Every entry that follows should be repeated exactly; drop the images.
### Given data ###
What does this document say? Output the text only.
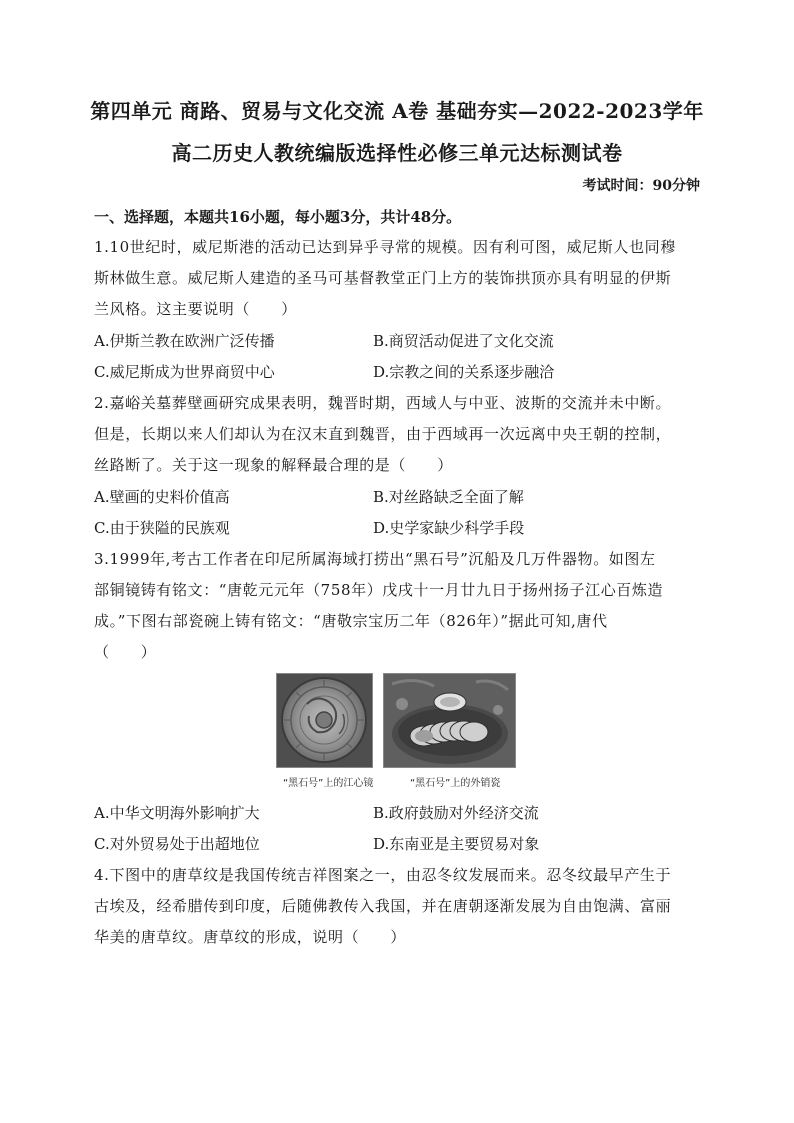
第四单元 商路、贸易与文化交流 A卷 基础夯实—2022-2023学年
高二历史人教统编版选择性必修三单元达标测试卷
考试时间：90分钟
一、选择题，本题共16小题，每小题3分，共计48分。
1.10世纪时，威尼斯港的活动已达到异乎寻常的规模。因有利可图，威尼斯人也同穆
斯林做生意。威尼斯人建造的圣马可基督教堂正门上方的装饰拱顶亦具有明显的伊斯
兰风格。这主要说明（　　）
A.伊斯兰教在欧洲广泛传播	B.商贸活动促进了文化交流
C.威尼斯成为世界商贸中心	D.宗教之间的关系逐步融洽
2.嘉峪关墓葬壁画研究成果表明，魏晋时期，西域人与中亚、波斯的交流并未中断。
但是，长期以来人们却认为在汉末直到魏晋，由于西域再一次远离中央王朝的控制，
丝路断了。关于这一现象的解释最合理的是（　　）
A.壁画的史料价值高	B.对丝路缺乏全面了解
C.由于狭隘的民族观	D.史学家缺少科学手段
3.1999年,考古工作者在印尼所属海域打捞出“黑石号”沉船及几万件器物。如图左
部铜镜铸有铭文：“唐乾元元年（758年）戊戌十一月廿九日于扬州扬子江心百炼造
成。”下图右部瓷碗上铸有铭文：“唐敬宗宝历二年（826年）”据此可知,唐代
（　　）
“黑石号”上的江心镜	“黑石号”上的外销瓷
A.中华文明海外影响扩大	B.政府鼓励对外经济交流
C.对外贸易处于出超地位	D.东南亚是主要贸易对象
4.下图中的唐草纹是我国传统吉祥图案之一，由忍冬纹发展而来。忍冬纹最早产生于
古埃及，经希腊传到印度，后随佛教传入我国，并在唐朝逐渐发展为自由饱满、富丽
华美的唐草纹。唐草纹的形成，说明（　　）
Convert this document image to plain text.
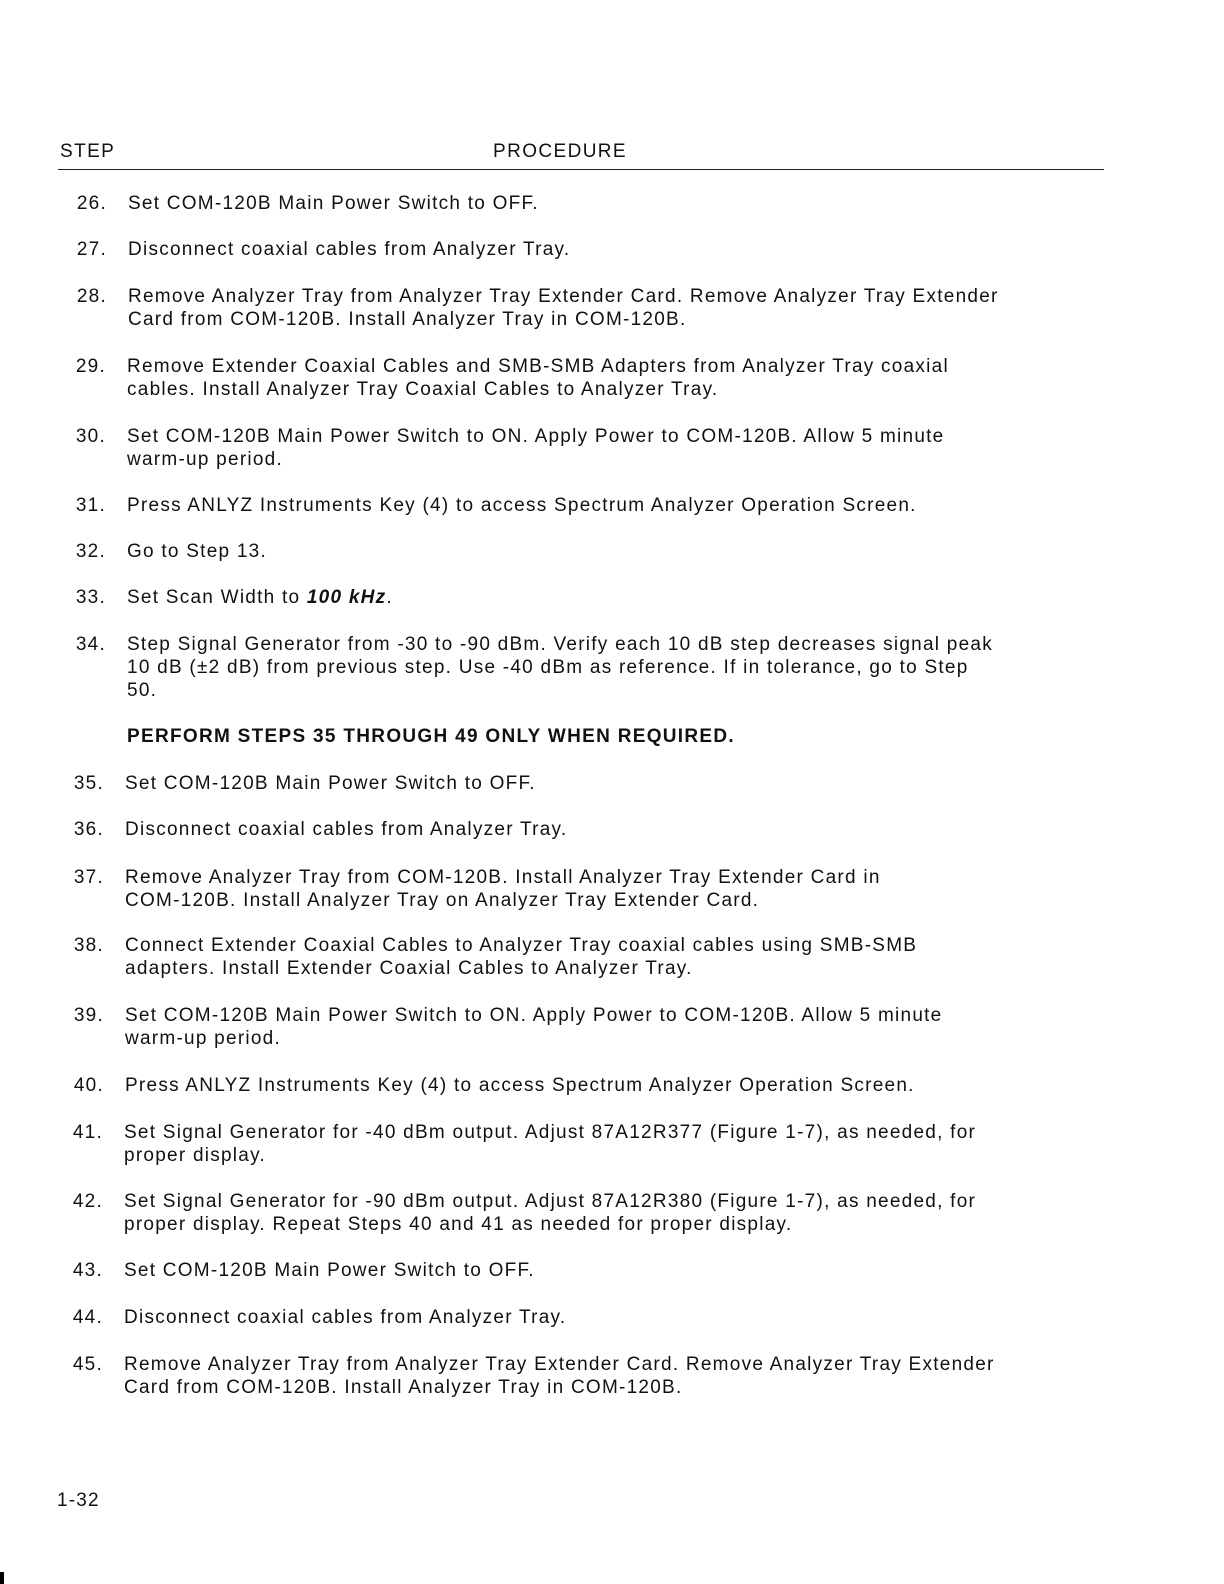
STEP	PROCEDURE
26. Set COM-120B Main Power Switch to OFF.
27. Disconnect coaxial cables from Analyzer Tray.
28. Remove Analyzer Tray from Analyzer Tray Extender Card. Remove Analyzer Tray Extender
Card from COM-120B. Install Analyzer Tray in COM-120B.
29. Remove Extender Coaxial Cables and SMB-SMB Adapters from Analyzer Tray coaxial
cables. Install Analyzer Tray Coaxial Cables to Analyzer Tray.
30. Set COM-120B Main Power Switch to ON. Apply Power to COM-120B. Allow 5 minute
warm-up period.
31. Press ANLYZ Instruments Key (4) to access Spectrum Analyzer Operation Screen.
32. Go to Step 13.
33. Set Scan Width to 100 kHz.
34. Step Signal Generator from -30 to -90 dBm. Verify each 10 dB step decreases signal peak
10 dB (±2 dB) from previous step. Use -40 dBm as reference. If in tolerance, go to Step
50.
PERFORM STEPS 35 THROUGH 49 ONLY WHEN REQUIRED.
35. Set COM-120B Main Power Switch to OFF.
36. Disconnect coaxial cables from Analyzer Tray.
37. Remove Analyzer Tray from COM-120B. Install Analyzer Tray Extender Card in
COM-120B. Install Analyzer Tray on Analyzer Tray Extender Card.
38. Connect Extender Coaxial Cables to Analyzer Tray coaxial cables using SMB-SMB
adapters. Install Extender Coaxial Cables to Analyzer Tray.
39. Set COM-120B Main Power Switch to ON. Apply Power to COM-120B. Allow 5 minute
warm-up period.
40. Press ANLYZ Instruments Key (4) to access Spectrum Analyzer Operation Screen.
41. Set Signal Generator for -40 dBm output. Adjust 87A12R377 (Figure 1-7), as needed, for
proper display.
42. Set Signal Generator for -90 dBm output. Adjust 87A12R380 (Figure 1-7), as needed, for
proper display. Repeat Steps 40 and 41 as needed for proper display.
43. Set COM-120B Main Power Switch to OFF.
44. Disconnect coaxial cables from Analyzer Tray.
45. Remove Analyzer Tray from Analyzer Tray Extender Card. Remove Analyzer Tray Extender
Card from COM-120B. Install Analyzer Tray in COM-120B.
1-32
###
Task answer
What does this document say? Output the text only.
第四单元 商路、贸易与文化交流 A卷 基础夯实—2022-2023学年
高二历史人教统编版选择性必修三单元达标测试卷
考试时间：90分钟
一、选择题，本题共16小题，每小题3分，共计48分。
1.10世纪时，威尼斯港的活动已达到异乎寻常的规模。因有利可图，威尼斯人也同穆
斯林做生意。威尼斯人建造的圣马可基督教堂正门上方的装饰拱顶亦具有明显的伊斯
兰风格。这主要说明（　　）
A.伊斯兰教在欧洲广泛传播	B.商贸活动促进了文化交流
C.威尼斯成为世界商贸中心	D.宗教之间的关系逐步融洽
2.嘉峪关墓葬壁画研究成果表明，魏晋时期，西域人与中亚、波斯的交流并未中断。
但是，长期以来人们却认为在汉末直到魏晋，由于西域再一次远离中央王朝的控制，
丝路断了。关于这一现象的解释最合理的是（　　）
A.壁画的史料价值高	B.对丝路缺乏全面了解
C.由于狭隘的民族观	D.史学家缺少科学手段
3.1999年,考古工作者在印尼所属海域打捞出“黑石号”沉船及几万件器物。如图左
部铜镜铸有铭文：“唐乾元元年（758年）戊戌十一月廿九日于扬州扬子江心百炼造
成。”下图右部瓷碗上铸有铭文：“唐敬宗宝历二年（826年）”据此可知,唐代
（　　）
“黑石号”上的江心镜	“黑石号”上的外销瓷
A.中华文明海外影响扩大	B.政府鼓励对外经济交流
C.对外贸易处于出超地位	D.东南亚是主要贸易对象
4.下图中的唐草纹是我国传统吉祥图案之一，由忍冬纹发展而来。忍冬纹最早产生于
古埃及，经希腊传到印度，后随佛教传入我国，并在唐朝逐渐发展为自由饱满、富丽
华美的唐草纹。唐草纹的形成，说明（　　）
Convert this document image to plain text.
STEP	PROCEDURE
26. Set COM-120B Main Power Switch to OFF.
27. Disconnect coaxial cables from Analyzer Tray.
28. Remove Analyzer Tray from Analyzer Tray Extender Card. Remove Analyzer Tray Extender
Card from COM-120B. Install Analyzer Tray in COM-120B.
29. Remove Extender Coaxial Cables and SMB-SMB Adapters from Analyzer Tray coaxial
cables. Install Analyzer Tray Coaxial Cables to Analyzer Tray.
30. Set COM-120B Main Power Switch to ON. Apply Power to COM-120B. Allow 5 minute
warm-up period.
31. Press ANLYZ Instruments Key (4) to access Spectrum Analyzer Operation Screen.
32. Go to Step 13.
33. Set Scan Width to 100 kHz.
34. Step Signal Generator from -30 to -90 dBm. Verify each 10 dB step decreases signal peak
10 dB (±2 dB) from previous step. Use -40 dBm as reference. If in tolerance, go to Step
50.
PERFORM STEPS 35 THROUGH 49 ONLY WHEN REQUIRED.
35. Set COM-120B Main Power Switch to OFF.
36. Disconnect coaxial cables from Analyzer Tray.
37. Remove Analyzer Tray from COM-120B. Install Analyzer Tray Extender Card in
COM-120B. Install Analyzer Tray on Analyzer Tray Extender Card.
38. Connect Extender Coaxial Cables to Analyzer Tray coaxial cables using SMB-SMB
adapters. Install Extender Coaxial Cables to Analyzer Tray.
39. Set COM-120B Main Power Switch to ON. Apply Power to COM-120B. Allow 5 minute
warm-up period.
40. Press ANLYZ Instruments Key (4) to access Spectrum Analyzer Operation Screen.
41. Set Signal Generator for -40 dBm output. Adjust 87A12R377 (Figure 1-7), as needed, for
proper display.
42. Set Signal Generator for -90 dBm output. Adjust 87A12R380 (Figure 1-7), as needed, for
proper display. Repeat Steps 40 and 41 as needed for proper display.
43. Set COM-120B Main Power Switch to OFF.
44. Disconnect coaxial cables from Analyzer Tray.
45. Remove Analyzer Tray from Analyzer Tray Extender Card. Remove Analyzer Tray Extender
Card from COM-120B. Install Analyzer Tray in COM-120B.
1-32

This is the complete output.